───── MATERIAL PROVIDED

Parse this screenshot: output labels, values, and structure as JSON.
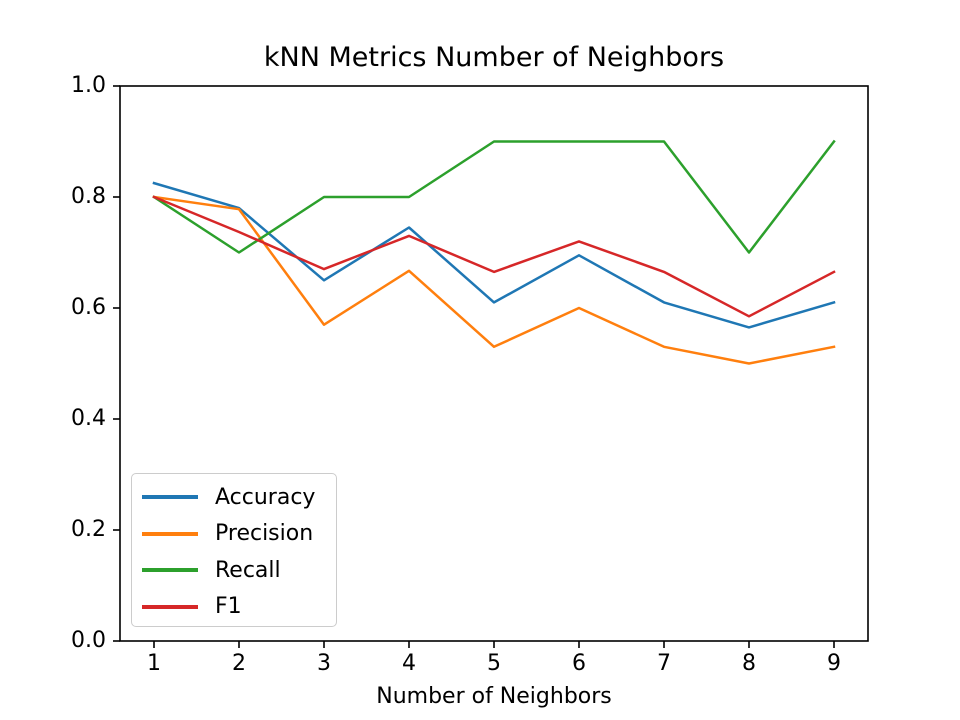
{
  "chart_data": {
    "type": "line",
    "title": "kNN Metrics Number of Neighbors",
    "xlabel": "Number of Neighbors",
    "ylabel": "",
    "x": [
      1,
      2,
      3,
      4,
      5,
      6,
      7,
      8,
      9
    ],
    "xtick_labels": [
      "1",
      "2",
      "3",
      "4",
      "5",
      "6",
      "7",
      "8",
      "9"
    ],
    "ytick_values": [
      0.0,
      0.2,
      0.4,
      0.6,
      0.8,
      1.0
    ],
    "ytick_labels": [
      "0.0",
      "0.2",
      "0.4",
      "0.6",
      "0.8",
      "1.0"
    ],
    "xlim": [
      0.6,
      9.4
    ],
    "ylim": [
      0.0,
      1.0
    ],
    "grid": false,
    "legend_position": "lower left",
    "series": [
      {
        "name": "Accuracy",
        "color": "#1f77b4",
        "values": [
          0.825,
          0.78,
          0.65,
          0.745,
          0.61,
          0.695,
          0.61,
          0.565,
          0.61
        ]
      },
      {
        "name": "Precision",
        "color": "#ff7f0e",
        "values": [
          0.8,
          0.778,
          0.57,
          0.667,
          0.53,
          0.6,
          0.53,
          0.5,
          0.53
        ]
      },
      {
        "name": "Recall",
        "color": "#2ca02c",
        "values": [
          0.8,
          0.7,
          0.8,
          0.8,
          0.9,
          0.9,
          0.9,
          0.7,
          0.9
        ]
      },
      {
        "name": "F1",
        "color": "#d62728",
        "values": [
          0.8,
          0.737,
          0.67,
          0.73,
          0.665,
          0.72,
          0.665,
          0.585,
          0.665
        ]
      }
    ],
    "axis_color": "#000000"
  }
}
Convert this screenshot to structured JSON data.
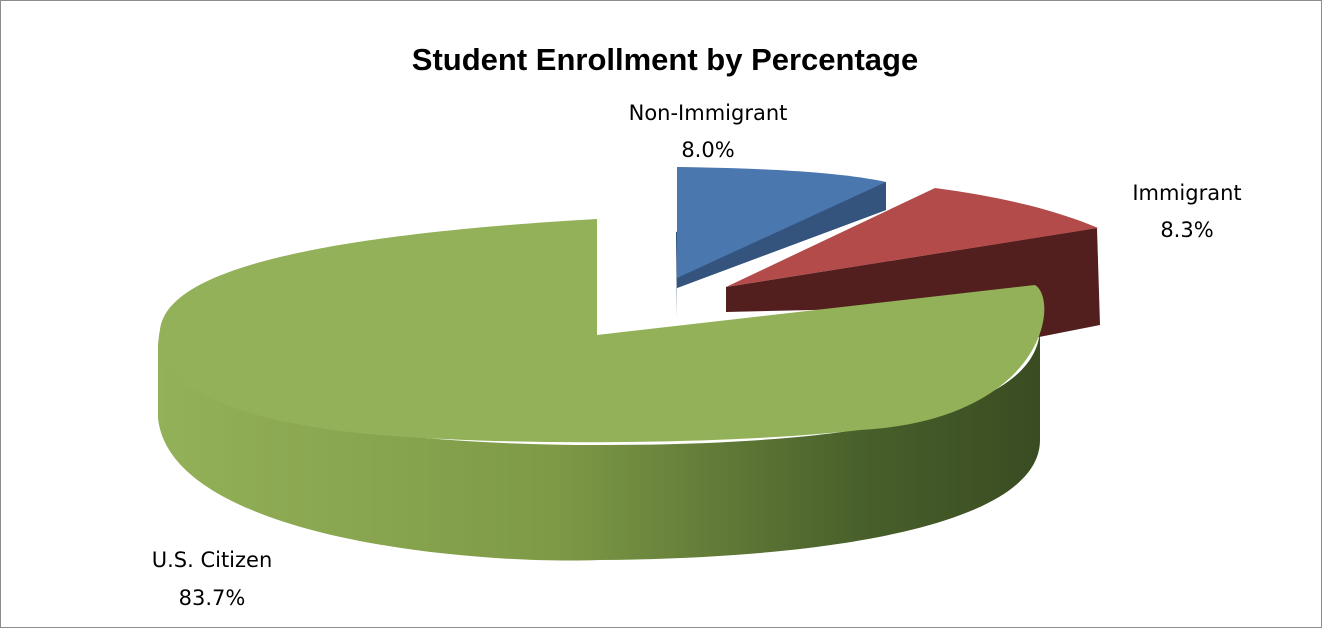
{
  "chart_data": {
    "type": "pie",
    "style": "3d-exploded",
    "title": "Student Enrollment by Percentage",
    "slices": [
      {
        "name": "Non-Immigrant",
        "value": 8.0,
        "label": "8.0%",
        "color": "#4A77AE",
        "side_color": "#2F4D74"
      },
      {
        "name": "Immigrant",
        "value": 8.3,
        "label": "8.3%",
        "color": "#B24B49",
        "side_color": "#521E1E"
      },
      {
        "name": "U.S. Citizen",
        "value": 83.7,
        "label": "83.7%",
        "color": "#93B158",
        "side_color": "#5F7A34"
      }
    ],
    "legend": "none",
    "data_labels": "category-and-percent"
  }
}
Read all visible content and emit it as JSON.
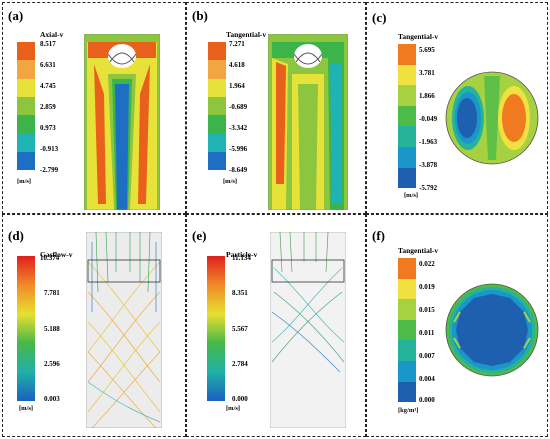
{
  "panels": [
    {
      "label": "(a)",
      "title": "Axial-v",
      "ticks": [
        "8.517",
        "6.631",
        "4.745",
        "2.859",
        "0.973",
        "-0.913",
        "-2.799"
      ],
      "unit": "[m/s]",
      "colors": [
        "#e8601c",
        "#f1a640",
        "#e6e23a",
        "#8cc63f",
        "#3bb54a",
        "#1fb3b3",
        "#1e6fc4"
      ]
    },
    {
      "label": "(b)",
      "title": "Tangential-v",
      "ticks": [
        "7.271",
        "4.618",
        "1.964",
        "-0.689",
        "-3.342",
        "-5.996",
        "-8.649"
      ],
      "unit": "[m/s]",
      "colors": [
        "#e8601c",
        "#f1a640",
        "#e6e23a",
        "#8cc63f",
        "#3bb54a",
        "#1fb3b3",
        "#1e6fc4"
      ]
    },
    {
      "label": "(c)",
      "title": "Tangential-v",
      "ticks": [
        "5.695",
        "3.781",
        "1.866",
        "-0.049",
        "-1.963",
        "-3.878",
        "-5.792"
      ],
      "unit": "[m/s]",
      "colors": [
        "#f07a20",
        "#f0e040",
        "#a6d140",
        "#4cbb48",
        "#26b39b",
        "#1a96c8",
        "#1e5fb0"
      ]
    },
    {
      "label": "(d)",
      "title": "Gasflow-v",
      "ticks": [
        "10.374",
        "7.781",
        "5.188",
        "2.596",
        "0.003"
      ],
      "unit": "[m/s]"
    },
    {
      "label": "(e)",
      "title": "Particle-v",
      "ticks": [
        "11.134",
        "8.351",
        "5.567",
        "2.784",
        "0.000"
      ],
      "unit": "[m/s]"
    },
    {
      "label": "(f)",
      "title": "Tangential-v",
      "ticks": [
        "0.022",
        "0.019",
        "0.015",
        "0.011",
        "0.007",
        "0.004",
        "0.000"
      ],
      "unit": "[kg/m³]",
      "colors": [
        "#f07a20",
        "#f0e040",
        "#a6d140",
        "#4cbb48",
        "#26b39b",
        "#1a96c8",
        "#1e5fb0"
      ]
    }
  ]
}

──────────

* [WHAT THE TASK REQUIRES]: Where a line in the entries holds the word "screenshot", copy that line.

* [RESPONSE FOR THIS EXERCISE]:
Parse this screenshot: output labels, values, and structure as JSON.
Convert this screenshot to structured JSON data.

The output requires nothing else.